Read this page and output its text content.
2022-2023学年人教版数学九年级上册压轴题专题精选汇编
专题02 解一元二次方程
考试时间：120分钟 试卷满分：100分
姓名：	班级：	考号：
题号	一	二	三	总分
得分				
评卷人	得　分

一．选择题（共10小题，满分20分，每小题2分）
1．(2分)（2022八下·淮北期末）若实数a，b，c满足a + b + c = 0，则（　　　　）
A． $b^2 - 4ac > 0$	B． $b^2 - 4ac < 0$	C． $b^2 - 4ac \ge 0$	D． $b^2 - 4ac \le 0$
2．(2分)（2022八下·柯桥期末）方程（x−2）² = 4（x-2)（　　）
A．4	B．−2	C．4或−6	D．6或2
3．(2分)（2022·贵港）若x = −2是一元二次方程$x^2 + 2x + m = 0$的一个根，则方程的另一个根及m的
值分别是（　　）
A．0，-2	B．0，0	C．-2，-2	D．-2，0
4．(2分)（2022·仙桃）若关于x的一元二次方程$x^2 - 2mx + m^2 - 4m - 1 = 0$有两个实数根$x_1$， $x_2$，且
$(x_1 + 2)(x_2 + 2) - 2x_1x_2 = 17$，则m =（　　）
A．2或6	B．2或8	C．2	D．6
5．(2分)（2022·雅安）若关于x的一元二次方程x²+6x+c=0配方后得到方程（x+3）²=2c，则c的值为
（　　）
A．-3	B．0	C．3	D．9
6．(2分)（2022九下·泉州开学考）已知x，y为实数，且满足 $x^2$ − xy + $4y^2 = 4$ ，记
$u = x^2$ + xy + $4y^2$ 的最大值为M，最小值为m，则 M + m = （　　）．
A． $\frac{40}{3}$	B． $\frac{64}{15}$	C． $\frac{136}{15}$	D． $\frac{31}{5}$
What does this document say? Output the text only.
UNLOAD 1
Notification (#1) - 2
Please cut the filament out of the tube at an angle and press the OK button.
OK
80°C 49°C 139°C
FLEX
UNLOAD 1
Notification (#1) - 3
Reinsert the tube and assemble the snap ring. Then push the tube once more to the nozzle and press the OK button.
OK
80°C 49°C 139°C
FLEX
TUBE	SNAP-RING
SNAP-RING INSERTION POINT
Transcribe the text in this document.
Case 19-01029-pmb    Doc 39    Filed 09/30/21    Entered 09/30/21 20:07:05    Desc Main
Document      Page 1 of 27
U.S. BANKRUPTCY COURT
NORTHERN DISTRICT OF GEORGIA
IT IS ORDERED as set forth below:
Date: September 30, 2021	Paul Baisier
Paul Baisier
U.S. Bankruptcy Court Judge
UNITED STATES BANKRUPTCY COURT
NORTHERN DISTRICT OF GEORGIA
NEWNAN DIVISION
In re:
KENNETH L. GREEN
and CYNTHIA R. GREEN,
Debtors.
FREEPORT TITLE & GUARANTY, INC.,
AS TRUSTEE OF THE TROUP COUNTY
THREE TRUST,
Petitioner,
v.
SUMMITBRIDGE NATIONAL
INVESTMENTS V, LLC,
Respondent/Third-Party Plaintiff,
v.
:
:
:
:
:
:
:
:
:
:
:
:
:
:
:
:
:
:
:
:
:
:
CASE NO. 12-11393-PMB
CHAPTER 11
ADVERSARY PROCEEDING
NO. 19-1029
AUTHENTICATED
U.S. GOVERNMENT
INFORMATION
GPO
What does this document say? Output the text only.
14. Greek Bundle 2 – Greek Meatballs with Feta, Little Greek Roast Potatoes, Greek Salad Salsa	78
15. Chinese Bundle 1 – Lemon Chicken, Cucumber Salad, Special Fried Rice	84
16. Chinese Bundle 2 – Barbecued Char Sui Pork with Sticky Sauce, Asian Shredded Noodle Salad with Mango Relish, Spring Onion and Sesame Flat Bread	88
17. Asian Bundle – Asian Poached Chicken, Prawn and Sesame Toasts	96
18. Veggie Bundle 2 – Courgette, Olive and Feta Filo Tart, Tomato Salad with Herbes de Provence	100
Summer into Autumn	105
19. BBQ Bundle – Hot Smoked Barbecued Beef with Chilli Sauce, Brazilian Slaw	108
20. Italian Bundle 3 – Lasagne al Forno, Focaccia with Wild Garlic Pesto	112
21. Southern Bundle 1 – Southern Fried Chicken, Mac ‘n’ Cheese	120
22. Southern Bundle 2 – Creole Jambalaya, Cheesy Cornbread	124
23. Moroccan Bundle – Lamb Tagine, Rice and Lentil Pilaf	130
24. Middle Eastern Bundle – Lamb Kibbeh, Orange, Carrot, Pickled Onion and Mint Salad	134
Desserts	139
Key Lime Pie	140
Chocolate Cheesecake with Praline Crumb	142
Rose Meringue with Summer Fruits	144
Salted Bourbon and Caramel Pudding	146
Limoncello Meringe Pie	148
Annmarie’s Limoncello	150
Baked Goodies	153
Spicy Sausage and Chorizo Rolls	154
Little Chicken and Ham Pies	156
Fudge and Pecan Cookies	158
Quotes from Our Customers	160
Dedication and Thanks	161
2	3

---

Task brief —
Reproduce every line above without error.

Exercise response —
Read this page and output its text content.
2022-2023学年人教版数学九年级上册压轴题专题精选汇编
专题02 解一元二次方程
考试时间：120分钟 试卷满分：100分
姓名：	班级：	考号：
题号	一	二	三	总分
得分				
评卷人	得　分

一．选择题（共10小题，满分20分，每小题2分）
1．(2分)（2022八下·淮北期末）若实数a，b，c满足a + b + c = 0，则（　　　　）
A． $b^2 - 4ac > 0$	B． $b^2 - 4ac < 0$	C． $b^2 - 4ac \ge 0$	D． $b^2 - 4ac \le 0$
2．(2分)（2022八下·柯桥期末）方程（x−2）² = 4（x-2)（　　）
A．4	B．−2	C．4或−6	D．6或2
3．(2分)（2022·贵港）若x = −2是一元二次方程$x^2 + 2x + m = 0$的一个根，则方程的另一个根及m的
值分别是（　　）
A．0，-2	B．0，0	C．-2，-2	D．-2，0
4．(2分)（2022·仙桃）若关于x的一元二次方程$x^2 - 2mx + m^2 - 4m - 1 = 0$有两个实数根$x_1$， $x_2$，且
$(x_1 + 2)(x_2 + 2) - 2x_1x_2 = 17$，则m =（　　）
A．2或6	B．2或8	C．2	D．6
5．(2分)（2022·雅安）若关于x的一元二次方程x²+6x+c=0配方后得到方程（x+3）²=2c，则c的值为
（　　）
A．-3	B．0	C．3	D．9
6．(2分)（2022九下·泉州开学考）已知x，y为实数，且满足 $x^2$ − xy + $4y^2 = 4$ ，记
$u = x^2$ + xy + $4y^2$ 的最大值为M，最小值为m，则 M + m = （　　）．
A． $\frac{40}{3}$	B． $\frac{64}{15}$	C． $\frac{136}{15}$	D． $\frac{31}{5}$
What does this document say? Output the text only.
UNLOAD 1
Notification (#1) - 2
Please cut the filament out of the tube at an angle and press the OK button.
OK
80°C 49°C 139°C
FLEX
UNLOAD 1
Notification (#1) - 3
Reinsert the tube and assemble the snap ring. Then push the tube once more to the nozzle and press the OK button.
OK
80°C 49°C 139°C
FLEX
TUBE	SNAP-RING
SNAP-RING INSERTION POINT
Transcribe the text in this document.
Case 19-01029-pmb    Doc 39    Filed 09/30/21    Entered 09/30/21 20:07:05    Desc Main
Document      Page 1 of 27
U.S. BANKRUPTCY COURT
NORTHERN DISTRICT OF GEORGIA
IT IS ORDERED as set forth below:
Date: September 30, 2021	Paul Baisier
Paul Baisier
U.S. Bankruptcy Court Judge
UNITED STATES BANKRUPTCY COURT
NORTHERN DISTRICT OF GEORGIA
NEWNAN DIVISION
In re:
KENNETH L. GREEN
and CYNTHIA R. GREEN,
Debtors.
FREEPORT TITLE & GUARANTY, INC.,
AS TRUSTEE OF THE TROUP COUNTY
THREE TRUST,
Petitioner,
v.
SUMMITBRIDGE NATIONAL
INVESTMENTS V, LLC,
Respondent/Third-Party Plaintiff,
v.
:
:
:
:
:
:
:
:
:
:
:
:
:
:
:
:
:
:
:
:
:
:
CASE NO. 12-11393-PMB
CHAPTER 11
ADVERSARY PROCEEDING
NO. 19-1029
AUTHENTICATED
U.S. GOVERNMENT
INFORMATION
GPO
What does this document say? Output the text only.
14. Greek Bundle 2 – Greek Meatballs with Feta, Little Greek Roast Potatoes, Greek Salad Salsa	78
15. Chinese Bundle 1 – Lemon Chicken, Cucumber Salad, Special Fried Rice	84
16. Chinese Bundle 2 – Barbecued Char Sui Pork with Sticky Sauce, Asian Shredded Noodle Salad with Mango Relish, Spring Onion and Sesame Flat Bread	88
17. Asian Bundle – Asian Poached Chicken, Prawn and Sesame Toasts	96
18. Veggie Bundle 2 – Courgette, Olive and Feta Filo Tart, Tomato Salad with Herbes de Provence	100
Summer into Autumn	105
19. BBQ Bundle – Hot Smoked Barbecued Beef with Chilli Sauce, Brazilian Slaw	108
20. Italian Bundle 3 – Lasagne al Forno, Focaccia with Wild Garlic Pesto	112
21. Southern Bundle 1 – Southern Fried Chicken, Mac ‘n’ Cheese	120
22. Southern Bundle 2 – Creole Jambalaya, Cheesy Cornbread	124
23. Moroccan Bundle – Lamb Tagine, Rice and Lentil Pilaf	130
24. Middle Eastern Bundle – Lamb Kibbeh, Orange, Carrot, Pickled Onion and Mint Salad	134
Desserts	139
Key Lime Pie	140
Chocolate Cheesecake with Praline Crumb	142
Rose Meringue with Summer Fruits	144
Salted Bourbon and Caramel Pudding	146
Limoncello Meringe Pie	148
Annmarie’s Limoncello	150
Baked Goodies	153
Spicy Sausage and Chorizo Rolls	154
Little Chicken and Ham Pies	156
Fudge and Pecan Cookies	158
Quotes from Our Customers	160
Dedication and Thanks	161
2	3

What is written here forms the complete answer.